[Data records]
● ● ●

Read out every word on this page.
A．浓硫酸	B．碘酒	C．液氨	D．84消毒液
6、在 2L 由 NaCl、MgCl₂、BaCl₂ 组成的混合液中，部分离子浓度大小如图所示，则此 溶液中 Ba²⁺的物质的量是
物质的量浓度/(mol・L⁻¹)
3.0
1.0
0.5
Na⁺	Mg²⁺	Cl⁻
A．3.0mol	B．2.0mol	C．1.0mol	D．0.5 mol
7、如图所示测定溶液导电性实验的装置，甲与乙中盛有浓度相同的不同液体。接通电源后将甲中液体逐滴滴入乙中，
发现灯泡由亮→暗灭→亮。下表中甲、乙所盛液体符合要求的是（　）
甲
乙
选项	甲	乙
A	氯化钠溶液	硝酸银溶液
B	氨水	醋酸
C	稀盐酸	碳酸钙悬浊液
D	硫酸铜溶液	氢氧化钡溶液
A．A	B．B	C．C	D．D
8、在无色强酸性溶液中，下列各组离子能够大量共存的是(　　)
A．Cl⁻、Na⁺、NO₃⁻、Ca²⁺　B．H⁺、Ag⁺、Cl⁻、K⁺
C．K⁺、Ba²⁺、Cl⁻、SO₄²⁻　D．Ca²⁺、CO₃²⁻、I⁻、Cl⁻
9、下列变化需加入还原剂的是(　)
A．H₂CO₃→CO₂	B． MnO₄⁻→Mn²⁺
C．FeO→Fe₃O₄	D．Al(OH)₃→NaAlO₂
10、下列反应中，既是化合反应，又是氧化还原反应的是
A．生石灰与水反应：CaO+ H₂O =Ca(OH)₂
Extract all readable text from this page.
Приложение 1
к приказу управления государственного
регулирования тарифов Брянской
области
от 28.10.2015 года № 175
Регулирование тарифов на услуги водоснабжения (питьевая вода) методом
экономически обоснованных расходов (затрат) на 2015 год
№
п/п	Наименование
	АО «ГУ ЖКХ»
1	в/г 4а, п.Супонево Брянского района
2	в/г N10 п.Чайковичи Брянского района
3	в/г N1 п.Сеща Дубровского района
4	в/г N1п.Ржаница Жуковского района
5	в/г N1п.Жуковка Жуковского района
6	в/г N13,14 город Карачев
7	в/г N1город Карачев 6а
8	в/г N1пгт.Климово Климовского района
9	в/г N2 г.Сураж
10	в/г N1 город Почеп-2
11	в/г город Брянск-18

● ● ●

What you have to do -
Retype the material in full, character for character.

Final result -
Read out every word on this page.
A．浓硫酸	B．碘酒	C．液氨	D．84消毒液
6、在 2L 由 NaCl、MgCl₂、BaCl₂ 组成的混合液中，部分离子浓度大小如图所示，则此 溶液中 Ba²⁺的物质的量是
物质的量浓度/(mol・L⁻¹)
3.0
1.0
0.5
Na⁺	Mg²⁺	Cl⁻
A．3.0mol	B．2.0mol	C．1.0mol	D．0.5 mol
7、如图所示测定溶液导电性实验的装置，甲与乙中盛有浓度相同的不同液体。接通电源后将甲中液体逐滴滴入乙中，
发现灯泡由亮→暗灭→亮。下表中甲、乙所盛液体符合要求的是（　）
甲
乙
选项	甲	乙
A	氯化钠溶液	硝酸银溶液
B	氨水	醋酸
C	稀盐酸	碳酸钙悬浊液
D	硫酸铜溶液	氢氧化钡溶液
A．A	B．B	C．C	D．D
8、在无色强酸性溶液中，下列各组离子能够大量共存的是(　　)
A．Cl⁻、Na⁺、NO₃⁻、Ca²⁺　B．H⁺、Ag⁺、Cl⁻、K⁺
C．K⁺、Ba²⁺、Cl⁻、SO₄²⁻　D．Ca²⁺、CO₃²⁻、I⁻、Cl⁻
9、下列变化需加入还原剂的是(　)
A．H₂CO₃→CO₂	B． MnO₄⁻→Mn²⁺
C．FeO→Fe₃O₄	D．Al(OH)₃→NaAlO₂
10、下列反应中，既是化合反应，又是氧化还原反应的是
A．生石灰与水反应：CaO+ H₂O =Ca(OH)₂
Extract all readable text from this page.
Приложение 1
к приказу управления государственного
регулирования тарифов Брянской
области
от 28.10.2015 года № 175
Регулирование тарифов на услуги водоснабжения (питьевая вода) методом
экономически обоснованных расходов (затрат) на 2015 год
№
п/п	Наименование
	АО «ГУ ЖКХ»
1	в/г 4а, п.Супонево Брянского района
2	в/г N10 п.Чайковичи Брянского района
3	в/г N1 п.Сеща Дубровского района
4	в/г N1п.Ржаница Жуковского района
5	в/г N1п.Жуковка Жуковского района
6	в/г N13,14 город Карачев
7	в/г N1город Карачев 6а
8	в/г N1пгт.Климово Климовского района
9	в/г N2 г.Сураж
10	в/г N1 город Почеп-2
11	в/г город Брянск-18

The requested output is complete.